(Data entries)
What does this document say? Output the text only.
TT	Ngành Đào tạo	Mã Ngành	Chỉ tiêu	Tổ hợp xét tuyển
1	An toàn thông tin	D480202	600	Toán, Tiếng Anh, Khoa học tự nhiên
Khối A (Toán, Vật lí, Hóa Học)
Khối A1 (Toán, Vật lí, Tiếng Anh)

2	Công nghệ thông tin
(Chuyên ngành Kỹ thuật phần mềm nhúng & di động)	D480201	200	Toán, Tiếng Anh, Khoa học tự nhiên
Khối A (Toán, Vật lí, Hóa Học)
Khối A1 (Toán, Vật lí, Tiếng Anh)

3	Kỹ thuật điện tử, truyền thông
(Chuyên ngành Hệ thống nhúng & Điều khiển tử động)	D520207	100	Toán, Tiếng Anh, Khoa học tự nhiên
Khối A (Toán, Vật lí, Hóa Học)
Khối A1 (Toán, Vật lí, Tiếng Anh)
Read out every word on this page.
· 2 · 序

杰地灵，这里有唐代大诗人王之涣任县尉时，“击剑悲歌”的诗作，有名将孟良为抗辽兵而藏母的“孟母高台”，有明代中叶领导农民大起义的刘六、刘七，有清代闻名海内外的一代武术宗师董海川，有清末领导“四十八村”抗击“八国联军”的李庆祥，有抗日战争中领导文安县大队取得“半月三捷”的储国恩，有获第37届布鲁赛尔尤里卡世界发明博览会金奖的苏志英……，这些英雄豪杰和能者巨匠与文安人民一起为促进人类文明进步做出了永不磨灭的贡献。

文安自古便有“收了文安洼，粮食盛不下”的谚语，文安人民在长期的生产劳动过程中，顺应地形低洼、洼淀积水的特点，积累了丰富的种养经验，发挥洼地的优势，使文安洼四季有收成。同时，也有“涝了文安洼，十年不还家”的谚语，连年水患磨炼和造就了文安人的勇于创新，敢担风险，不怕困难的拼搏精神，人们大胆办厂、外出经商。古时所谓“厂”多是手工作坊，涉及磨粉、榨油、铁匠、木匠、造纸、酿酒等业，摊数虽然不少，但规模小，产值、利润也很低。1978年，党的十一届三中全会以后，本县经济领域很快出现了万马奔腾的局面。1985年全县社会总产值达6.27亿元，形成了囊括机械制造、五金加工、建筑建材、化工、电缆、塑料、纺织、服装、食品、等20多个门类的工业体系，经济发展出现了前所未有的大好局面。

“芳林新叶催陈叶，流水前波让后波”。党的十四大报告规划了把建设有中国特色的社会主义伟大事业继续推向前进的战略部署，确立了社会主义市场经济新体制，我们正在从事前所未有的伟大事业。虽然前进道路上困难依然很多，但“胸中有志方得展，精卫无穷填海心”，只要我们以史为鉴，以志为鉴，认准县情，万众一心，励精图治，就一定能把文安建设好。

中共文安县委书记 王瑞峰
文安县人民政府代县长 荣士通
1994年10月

- Task: Set down each entry again, unchanged.

- Full solution:
What does this document say? Output the text only.
TT	Ngành Đào tạo	Mã Ngành	Chỉ tiêu	Tổ hợp xét tuyển
1	An toàn thông tin	D480202	600	Toán, Tiếng Anh, Khoa học tự nhiên
Khối A (Toán, Vật lí, Hóa Học)
Khối A1 (Toán, Vật lí, Tiếng Anh)

2	Công nghệ thông tin
(Chuyên ngành Kỹ thuật phần mềm nhúng & di động)	D480201	200	Toán, Tiếng Anh, Khoa học tự nhiên
Khối A (Toán, Vật lí, Hóa Học)
Khối A1 (Toán, Vật lí, Tiếng Anh)

3	Kỹ thuật điện tử, truyền thông
(Chuyên ngành Hệ thống nhúng & Điều khiển tử động)	D520207	100	Toán, Tiếng Anh, Khoa học tự nhiên
Khối A (Toán, Vật lí, Hóa Học)
Khối A1 (Toán, Vật lí, Tiếng Anh)
Read out every word on this page.
· 2 · 序

杰地灵，这里有唐代大诗人王之涣任县尉时，“击剑悲歌”的诗作，有名将孟良为抗辽兵而藏母的“孟母高台”，有明代中叶领导农民大起义的刘六、刘七，有清代闻名海内外的一代武术宗师董海川，有清末领导“四十八村”抗击“八国联军”的李庆祥，有抗日战争中领导文安县大队取得“半月三捷”的储国恩，有获第37届布鲁赛尔尤里卡世界发明博览会金奖的苏志英……，这些英雄豪杰和能者巨匠与文安人民一起为促进人类文明进步做出了永不磨灭的贡献。

文安自古便有“收了文安洼，粮食盛不下”的谚语，文安人民在长期的生产劳动过程中，顺应地形低洼、洼淀积水的特点，积累了丰富的种养经验，发挥洼地的优势，使文安洼四季有收成。同时，也有“涝了文安洼，十年不还家”的谚语，连年水患磨炼和造就了文安人的勇于创新，敢担风险，不怕困难的拼搏精神，人们大胆办厂、外出经商。古时所谓“厂”多是手工作坊，涉及磨粉、榨油、铁匠、木匠、造纸、酿酒等业，摊数虽然不少，但规模小，产值、利润也很低。1978年，党的十一届三中全会以后，本县经济领域很快出现了万马奔腾的局面。1985年全县社会总产值达6.27亿元，形成了囊括机械制造、五金加工、建筑建材、化工、电缆、塑料、纺织、服装、食品、等20多个门类的工业体系，经济发展出现了前所未有的大好局面。

“芳林新叶催陈叶，流水前波让后波”。党的十四大报告规划了把建设有中国特色的社会主义伟大事业继续推向前进的战略部署，确立了社会主义市场经济新体制，我们正在从事前所未有的伟大事业。虽然前进道路上困难依然很多，但“胸中有志方得展，精卫无穷填海心”，只要我们以史为鉴，以志为鉴，认准县情，万众一心，励精图治，就一定能把文安建设好。

中共文安县委书记 王瑞峰
文安县人民政府代县长 荣士通
1994年10月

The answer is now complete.